◆ Data provided ◆
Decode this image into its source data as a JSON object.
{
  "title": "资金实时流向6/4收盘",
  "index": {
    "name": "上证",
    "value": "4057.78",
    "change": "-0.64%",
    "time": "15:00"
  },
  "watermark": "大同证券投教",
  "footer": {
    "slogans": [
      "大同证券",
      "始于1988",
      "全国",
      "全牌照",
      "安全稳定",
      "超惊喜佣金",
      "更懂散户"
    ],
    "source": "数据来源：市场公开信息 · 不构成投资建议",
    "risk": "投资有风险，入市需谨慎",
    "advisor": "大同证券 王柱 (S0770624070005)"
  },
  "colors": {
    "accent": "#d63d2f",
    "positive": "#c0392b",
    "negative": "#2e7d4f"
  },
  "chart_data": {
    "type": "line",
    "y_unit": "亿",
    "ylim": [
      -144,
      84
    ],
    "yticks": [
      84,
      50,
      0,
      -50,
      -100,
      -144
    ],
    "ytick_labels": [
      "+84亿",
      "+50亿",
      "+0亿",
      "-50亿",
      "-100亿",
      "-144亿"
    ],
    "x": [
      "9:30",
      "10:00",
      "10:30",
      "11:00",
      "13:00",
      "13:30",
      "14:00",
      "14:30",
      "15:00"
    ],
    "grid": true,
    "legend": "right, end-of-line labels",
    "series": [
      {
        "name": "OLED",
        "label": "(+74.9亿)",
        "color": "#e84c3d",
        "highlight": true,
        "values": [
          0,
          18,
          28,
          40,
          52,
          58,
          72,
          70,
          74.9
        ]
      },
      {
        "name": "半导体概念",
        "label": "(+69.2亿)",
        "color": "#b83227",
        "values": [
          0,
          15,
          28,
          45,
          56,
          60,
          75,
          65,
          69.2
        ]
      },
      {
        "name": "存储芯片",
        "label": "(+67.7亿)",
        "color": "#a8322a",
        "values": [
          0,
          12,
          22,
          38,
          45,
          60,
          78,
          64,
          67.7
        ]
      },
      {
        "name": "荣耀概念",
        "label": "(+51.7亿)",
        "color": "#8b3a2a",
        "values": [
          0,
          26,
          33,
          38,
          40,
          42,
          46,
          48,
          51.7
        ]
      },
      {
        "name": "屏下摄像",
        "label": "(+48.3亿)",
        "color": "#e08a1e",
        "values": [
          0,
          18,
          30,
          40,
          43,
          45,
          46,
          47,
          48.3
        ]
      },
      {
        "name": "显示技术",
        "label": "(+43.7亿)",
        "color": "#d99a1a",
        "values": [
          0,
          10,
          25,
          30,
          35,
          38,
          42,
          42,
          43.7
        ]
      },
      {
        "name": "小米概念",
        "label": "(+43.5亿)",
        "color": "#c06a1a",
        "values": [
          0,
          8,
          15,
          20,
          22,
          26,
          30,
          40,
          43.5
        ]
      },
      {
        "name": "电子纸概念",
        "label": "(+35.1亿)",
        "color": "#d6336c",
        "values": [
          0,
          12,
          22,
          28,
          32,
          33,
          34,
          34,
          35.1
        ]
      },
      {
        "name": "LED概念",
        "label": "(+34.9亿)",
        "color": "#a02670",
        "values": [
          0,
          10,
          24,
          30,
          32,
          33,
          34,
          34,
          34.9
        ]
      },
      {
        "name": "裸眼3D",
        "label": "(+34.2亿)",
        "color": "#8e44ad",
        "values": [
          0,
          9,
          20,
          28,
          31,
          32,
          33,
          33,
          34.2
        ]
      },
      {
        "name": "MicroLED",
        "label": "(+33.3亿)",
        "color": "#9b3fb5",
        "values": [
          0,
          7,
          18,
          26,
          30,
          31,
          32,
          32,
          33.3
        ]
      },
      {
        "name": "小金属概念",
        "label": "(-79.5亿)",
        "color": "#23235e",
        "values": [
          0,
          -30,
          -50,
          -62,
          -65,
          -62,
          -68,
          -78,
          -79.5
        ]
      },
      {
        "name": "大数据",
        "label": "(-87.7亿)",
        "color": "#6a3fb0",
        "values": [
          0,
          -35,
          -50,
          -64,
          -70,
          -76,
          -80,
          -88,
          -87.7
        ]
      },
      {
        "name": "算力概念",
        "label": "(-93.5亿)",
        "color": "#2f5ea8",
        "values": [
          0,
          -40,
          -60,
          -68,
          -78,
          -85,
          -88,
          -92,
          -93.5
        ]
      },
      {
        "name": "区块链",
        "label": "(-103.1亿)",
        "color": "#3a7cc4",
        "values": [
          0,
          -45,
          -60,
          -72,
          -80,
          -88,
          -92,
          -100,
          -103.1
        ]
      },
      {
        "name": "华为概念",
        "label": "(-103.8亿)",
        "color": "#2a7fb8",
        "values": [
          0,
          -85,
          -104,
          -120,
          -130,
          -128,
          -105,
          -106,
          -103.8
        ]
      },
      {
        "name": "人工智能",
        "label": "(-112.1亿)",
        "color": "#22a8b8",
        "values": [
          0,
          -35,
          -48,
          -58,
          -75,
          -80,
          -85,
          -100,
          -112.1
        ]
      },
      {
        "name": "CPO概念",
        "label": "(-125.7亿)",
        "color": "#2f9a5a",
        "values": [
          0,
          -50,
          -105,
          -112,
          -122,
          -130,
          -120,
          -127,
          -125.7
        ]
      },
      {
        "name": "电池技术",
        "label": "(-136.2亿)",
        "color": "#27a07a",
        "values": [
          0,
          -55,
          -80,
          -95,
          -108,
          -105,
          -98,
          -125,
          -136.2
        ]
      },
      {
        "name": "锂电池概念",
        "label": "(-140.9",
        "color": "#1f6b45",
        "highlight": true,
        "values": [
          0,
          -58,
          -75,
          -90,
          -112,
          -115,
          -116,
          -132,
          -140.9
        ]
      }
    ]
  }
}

◆ Description of the task ◆
Would you restate each of the entries word for word?

◆ Exercise solution ◆
Decode this image into its source data as a JSON object.
{
  "title": "资金实时流向6/4收盘",
  "index": {
    "name": "上证",
    "value": "4057.78",
    "change": "-0.64%",
    "time": "15:00"
  },
  "watermark": "大同证券投教",
  "footer": {
    "slogans": [
      "大同证券",
      "始于1988",
      "全国",
      "全牌照",
      "安全稳定",
      "超惊喜佣金",
      "更懂散户"
    ],
    "source": "数据来源：市场公开信息 · 不构成投资建议",
    "risk": "投资有风险，入市需谨慎",
    "advisor": "大同证券 王柱 (S0770624070005)"
  },
  "colors": {
    "accent": "#d63d2f",
    "positive": "#c0392b",
    "negative": "#2e7d4f"
  },
  "chart_data": {
    "type": "line",
    "y_unit": "亿",
    "ylim": [
      -144,
      84
    ],
    "yticks": [
      84,
      50,
      0,
      -50,
      -100,
      -144
    ],
    "ytick_labels": [
      "+84亿",
      "+50亿",
      "+0亿",
      "-50亿",
      "-100亿",
      "-144亿"
    ],
    "x": [
      "9:30",
      "10:00",
      "10:30",
      "11:00",
      "13:00",
      "13:30",
      "14:00",
      "14:30",
      "15:00"
    ],
    "grid": true,
    "legend": "right, end-of-line labels",
    "series": [
      {
        "name": "OLED",
        "label": "(+74.9亿)",
        "color": "#e84c3d",
        "highlight": true,
        "values": [
          0,
          18,
          28,
          40,
          52,
          58,
          72,
          70,
          74.9
        ]
      },
      {
        "name": "半导体概念",
        "label": "(+69.2亿)",
        "color": "#b83227",
        "values": [
          0,
          15,
          28,
          45,
          56,
          60,
          75,
          65,
          69.2
        ]
      },
      {
        "name": "存储芯片",
        "label": "(+67.7亿)",
        "color": "#a8322a",
        "values": [
          0,
          12,
          22,
          38,
          45,
          60,
          78,
          64,
          67.7
        ]
      },
      {
        "name": "荣耀概念",
        "label": "(+51.7亿)",
        "color": "#8b3a2a",
        "values": [
          0,
          26,
          33,
          38,
          40,
          42,
          46,
          48,
          51.7
        ]
      },
      {
        "name": "屏下摄像",
        "label": "(+48.3亿)",
        "color": "#e08a1e",
        "values": [
          0,
          18,
          30,
          40,
          43,
          45,
          46,
          47,
          48.3
        ]
      },
      {
        "name": "显示技术",
        "label": "(+43.7亿)",
        "color": "#d99a1a",
        "values": [
          0,
          10,
          25,
          30,
          35,
          38,
          42,
          42,
          43.7
        ]
      },
      {
        "name": "小米概念",
        "label": "(+43.5亿)",
        "color": "#c06a1a",
        "values": [
          0,
          8,
          15,
          20,
          22,
          26,
          30,
          40,
          43.5
        ]
      },
      {
        "name": "电子纸概念",
        "label": "(+35.1亿)",
        "color": "#d6336c",
        "values": [
          0,
          12,
          22,
          28,
          32,
          33,
          34,
          34,
          35.1
        ]
      },
      {
        "name": "LED概念",
        "label": "(+34.9亿)",
        "color": "#a02670",
        "values": [
          0,
          10,
          24,
          30,
          32,
          33,
          34,
          34,
          34.9
        ]
      },
      {
        "name": "裸眼3D",
        "label": "(+34.2亿)",
        "color": "#8e44ad",
        "values": [
          0,
          9,
          20,
          28,
          31,
          32,
          33,
          33,
          34.2
        ]
      },
      {
        "name": "MicroLED",
        "label": "(+33.3亿)",
        "color": "#9b3fb5",
        "values": [
          0,
          7,
          18,
          26,
          30,
          31,
          32,
          32,
          33.3
        ]
      },
      {
        "name": "小金属概念",
        "label": "(-79.5亿)",
        "color": "#23235e",
        "values": [
          0,
          -30,
          -50,
          -62,
          -65,
          -62,
          -68,
          -78,
          -79.5
        ]
      },
      {
        "name": "大数据",
        "label": "(-87.7亿)",
        "color": "#6a3fb0",
        "values": [
          0,
          -35,
          -50,
          -64,
          -70,
          -76,
          -80,
          -88,
          -87.7
        ]
      },
      {
        "name": "算力概念",
        "label": "(-93.5亿)",
        "color": "#2f5ea8",
        "values": [
          0,
          -40,
          -60,
          -68,
          -78,
          -85,
          -88,
          -92,
          -93.5
        ]
      },
      {
        "name": "区块链",
        "label": "(-103.1亿)",
        "color": "#3a7cc4",
        "values": [
          0,
          -45,
          -60,
          -72,
          -80,
          -88,
          -92,
          -100,
          -103.1
        ]
      },
      {
        "name": "华为概念",
        "label": "(-103.8亿)",
        "color": "#2a7fb8",
        "values": [
          0,
          -85,
          -104,
          -120,
          -130,
          -128,
          -105,
          -106,
          -103.8
        ]
      },
      {
        "name": "人工智能",
        "label": "(-112.1亿)",
        "color": "#22a8b8",
        "values": [
          0,
          -35,
          -48,
          -58,
          -75,
          -80,
          -85,
          -100,
          -112.1
        ]
      },
      {
        "name": "CPO概念",
        "label": "(-125.7亿)",
        "color": "#2f9a5a",
        "values": [
          0,
          -50,
          -105,
          -112,
          -122,
          -130,
          -120,
          -127,
          -125.7
        ]
      },
      {
        "name": "电池技术",
        "label": "(-136.2亿)",
        "color": "#27a07a",
        "values": [
          0,
          -55,
          -80,
          -95,
          -108,
          -105,
          -98,
          -125,
          -136.2
        ]
      },
      {
        "name": "锂电池概念",
        "label": "(-140.9",
        "color": "#1f6b45",
        "highlight": true,
        "values": [
          0,
          -58,
          -75,
          -90,
          -112,
          -115,
          -116,
          -132,
          -140.9
        ]
      }
    ]
  }
}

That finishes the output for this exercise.